* _Prompt_:
Repeat each line of the material below word for word.

>> Begin Listing

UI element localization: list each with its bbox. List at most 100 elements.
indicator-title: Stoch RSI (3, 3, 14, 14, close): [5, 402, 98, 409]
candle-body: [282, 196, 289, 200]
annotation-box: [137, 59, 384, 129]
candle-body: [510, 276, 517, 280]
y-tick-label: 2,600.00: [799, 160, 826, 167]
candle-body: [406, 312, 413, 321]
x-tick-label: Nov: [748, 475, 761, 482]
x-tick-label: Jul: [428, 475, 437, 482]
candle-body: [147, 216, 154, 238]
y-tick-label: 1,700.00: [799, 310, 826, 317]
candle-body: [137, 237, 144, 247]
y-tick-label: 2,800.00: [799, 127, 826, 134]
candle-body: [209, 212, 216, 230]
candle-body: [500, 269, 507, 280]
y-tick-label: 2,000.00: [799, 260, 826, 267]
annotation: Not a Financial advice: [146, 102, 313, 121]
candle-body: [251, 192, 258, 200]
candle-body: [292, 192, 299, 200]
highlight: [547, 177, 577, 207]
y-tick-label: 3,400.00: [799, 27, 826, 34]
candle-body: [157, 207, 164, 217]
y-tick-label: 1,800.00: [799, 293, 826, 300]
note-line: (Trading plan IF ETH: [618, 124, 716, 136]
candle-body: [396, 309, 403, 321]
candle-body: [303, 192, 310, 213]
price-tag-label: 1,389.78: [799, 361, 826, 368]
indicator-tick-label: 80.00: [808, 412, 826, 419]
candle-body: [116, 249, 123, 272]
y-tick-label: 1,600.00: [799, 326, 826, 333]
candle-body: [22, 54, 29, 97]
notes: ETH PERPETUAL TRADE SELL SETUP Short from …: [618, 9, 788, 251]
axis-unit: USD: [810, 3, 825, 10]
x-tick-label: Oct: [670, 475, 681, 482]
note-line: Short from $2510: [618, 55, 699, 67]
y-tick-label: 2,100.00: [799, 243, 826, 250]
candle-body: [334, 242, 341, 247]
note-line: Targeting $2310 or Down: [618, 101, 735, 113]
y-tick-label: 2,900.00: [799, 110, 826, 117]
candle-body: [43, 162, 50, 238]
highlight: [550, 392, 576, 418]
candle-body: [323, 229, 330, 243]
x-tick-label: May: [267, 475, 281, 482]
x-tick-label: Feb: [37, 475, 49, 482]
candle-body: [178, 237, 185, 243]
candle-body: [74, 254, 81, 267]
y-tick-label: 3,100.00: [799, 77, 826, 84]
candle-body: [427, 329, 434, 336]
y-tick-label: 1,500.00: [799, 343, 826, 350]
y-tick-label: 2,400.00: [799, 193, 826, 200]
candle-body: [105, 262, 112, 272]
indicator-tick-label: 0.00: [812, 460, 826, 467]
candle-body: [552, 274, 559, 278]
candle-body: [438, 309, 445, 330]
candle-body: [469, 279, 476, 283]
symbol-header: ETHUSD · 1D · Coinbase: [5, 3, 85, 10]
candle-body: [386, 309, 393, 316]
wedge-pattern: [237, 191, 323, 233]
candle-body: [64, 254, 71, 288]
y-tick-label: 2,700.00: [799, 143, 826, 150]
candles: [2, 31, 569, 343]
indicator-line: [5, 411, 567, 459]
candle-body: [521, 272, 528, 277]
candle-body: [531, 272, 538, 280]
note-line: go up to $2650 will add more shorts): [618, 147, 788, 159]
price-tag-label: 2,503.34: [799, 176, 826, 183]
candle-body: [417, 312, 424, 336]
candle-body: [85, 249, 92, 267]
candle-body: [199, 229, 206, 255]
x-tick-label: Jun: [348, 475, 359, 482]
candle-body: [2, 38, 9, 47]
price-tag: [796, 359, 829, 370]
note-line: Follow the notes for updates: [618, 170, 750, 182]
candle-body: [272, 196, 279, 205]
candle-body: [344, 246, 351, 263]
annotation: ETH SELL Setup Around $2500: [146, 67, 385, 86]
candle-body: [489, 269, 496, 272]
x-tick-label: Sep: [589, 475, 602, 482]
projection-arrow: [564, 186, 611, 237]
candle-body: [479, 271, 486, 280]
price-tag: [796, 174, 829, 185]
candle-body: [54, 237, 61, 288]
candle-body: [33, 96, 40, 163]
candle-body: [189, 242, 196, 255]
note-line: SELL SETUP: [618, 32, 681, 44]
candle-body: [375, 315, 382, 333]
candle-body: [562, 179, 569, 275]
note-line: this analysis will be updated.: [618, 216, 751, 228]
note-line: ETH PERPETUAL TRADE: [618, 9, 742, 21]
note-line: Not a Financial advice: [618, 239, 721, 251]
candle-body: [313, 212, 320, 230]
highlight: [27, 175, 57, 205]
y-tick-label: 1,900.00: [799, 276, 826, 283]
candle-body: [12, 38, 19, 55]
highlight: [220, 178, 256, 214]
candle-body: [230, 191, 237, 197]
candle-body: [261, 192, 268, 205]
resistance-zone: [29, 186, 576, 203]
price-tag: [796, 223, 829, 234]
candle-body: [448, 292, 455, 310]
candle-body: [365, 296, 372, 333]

>> End Listing

* _Problem solution_:
UI element localization: list each with its bbox. List at most 100 elements.
indicator-title: Stoch RSI (3, 3, 14, 14, close): [5, 402, 98, 409]
candle-body: [282, 196, 289, 200]
annotation-box: [137, 59, 384, 129]
candle-body: [510, 276, 517, 280]
y-tick-label: 2,600.00: [799, 160, 826, 167]
candle-body: [406, 312, 413, 321]
x-tick-label: Nov: [748, 475, 761, 482]
x-tick-label: Jul: [428, 475, 437, 482]
candle-body: [147, 216, 154, 238]
y-tick-label: 1,700.00: [799, 310, 826, 317]
candle-body: [137, 237, 144, 247]
y-tick-label: 2,800.00: [799, 127, 826, 134]
candle-body: [209, 212, 216, 230]
candle-body: [500, 269, 507, 280]
y-tick-label: 2,000.00: [799, 260, 826, 267]
annotation: Not a Financial advice: [146, 102, 313, 121]
candle-body: [251, 192, 258, 200]
candle-body: [292, 192, 299, 200]
highlight: [547, 177, 577, 207]
y-tick-label: 3,400.00: [799, 27, 826, 34]
candle-body: [157, 207, 164, 217]
y-tick-label: 1,800.00: [799, 293, 826, 300]
note-line: (Trading plan IF ETH: [618, 124, 716, 136]
candle-body: [396, 309, 403, 321]
candle-body: [303, 192, 310, 213]
price-tag-label: 1,389.78: [799, 361, 826, 368]
indicator-tick-label: 80.00: [808, 412, 826, 419]
candle-body: [116, 249, 123, 272]
y-tick-label: 1,600.00: [799, 326, 826, 333]
candle-body: [22, 54, 29, 97]
notes: ETH PERPETUAL TRADE SELL SETUP Short from …: [618, 9, 788, 251]
axis-unit: USD: [810, 3, 825, 10]
x-tick-label: Oct: [670, 475, 681, 482]
note-line: Short from $2510: [618, 55, 699, 67]
y-tick-label: 2,100.00: [799, 243, 826, 250]
candle-body: [334, 242, 341, 247]
note-line: Targeting $2310 or Down: [618, 101, 735, 113]
y-tick-label: 2,900.00: [799, 110, 826, 117]
candle-body: [43, 162, 50, 238]
highlight: [550, 392, 576, 418]
candle-body: [323, 229, 330, 243]
x-tick-label: May: [267, 475, 281, 482]
x-tick-label: Feb: [37, 475, 49, 482]
candle-body: [178, 237, 185, 243]
candle-body: [74, 254, 81, 267]
y-tick-label: 3,100.00: [799, 77, 826, 84]
candle-body: [427, 329, 434, 336]
y-tick-label: 1,500.00: [799, 343, 826, 350]
y-tick-label: 2,400.00: [799, 193, 826, 200]
candle-body: [105, 262, 112, 272]
indicator-tick-label: 0.00: [812, 460, 826, 467]
candle-body: [552, 274, 559, 278]
candle-body: [438, 309, 445, 330]
candle-body: [469, 279, 476, 283]
symbol-header: ETHUSD · 1D · Coinbase: [5, 3, 85, 10]
candle-body: [386, 309, 393, 316]
wedge-pattern: [237, 191, 323, 233]
candle-body: [64, 254, 71, 288]
y-tick-label: 2,700.00: [799, 143, 826, 150]
candles: [2, 31, 569, 343]
indicator-line: [5, 411, 567, 459]
candle-body: [521, 272, 528, 277]
candle-body: [531, 272, 538, 280]
note-line: go up to $2650 will add more shorts): [618, 147, 788, 159]
price-tag-label: 2,503.34: [799, 176, 826, 183]
candle-body: [417, 312, 424, 336]
candle-body: [85, 249, 92, 267]
candle-body: [199, 229, 206, 255]
x-tick-label: Jun: [348, 475, 359, 482]
candle-body: [2, 38, 9, 47]
price-tag: [796, 359, 829, 370]
note-line: Follow the notes for updates: [618, 170, 750, 182]
candle-body: [272, 196, 279, 205]
candle-body: [344, 246, 351, 263]
annotation: ETH SELL Setup Around $2500: [146, 67, 385, 86]
candle-body: [489, 269, 496, 272]
x-tick-label: Sep: [589, 475, 602, 482]
projection-arrow: [564, 186, 611, 237]
candle-body: [479, 271, 486, 280]
price-tag: [796, 174, 829, 185]
candle-body: [54, 237, 61, 288]
candle-body: [33, 96, 40, 163]
candle-body: [189, 242, 196, 255]
note-line: SELL SETUP: [618, 32, 681, 44]
candle-body: [375, 315, 382, 333]
candle-body: [562, 179, 569, 275]
note-line: this analysis will be updated.: [618, 216, 751, 228]
note-line: ETH PERPETUAL TRADE: [618, 9, 742, 21]
note-line: Not a Financial advice: [618, 239, 721, 251]
candle-body: [313, 212, 320, 230]
highlight: [27, 175, 57, 205]
y-tick-label: 1,900.00: [799, 276, 826, 283]
candle-body: [12, 38, 19, 55]
highlight: [220, 178, 256, 214]
candle-body: [230, 191, 237, 197]
candle-body: [261, 192, 268, 205]
resistance-zone: [29, 186, 576, 203]
price-tag: [796, 223, 829, 234]
candle-body: [448, 292, 455, 310]
candle-body: [365, 296, 372, 333]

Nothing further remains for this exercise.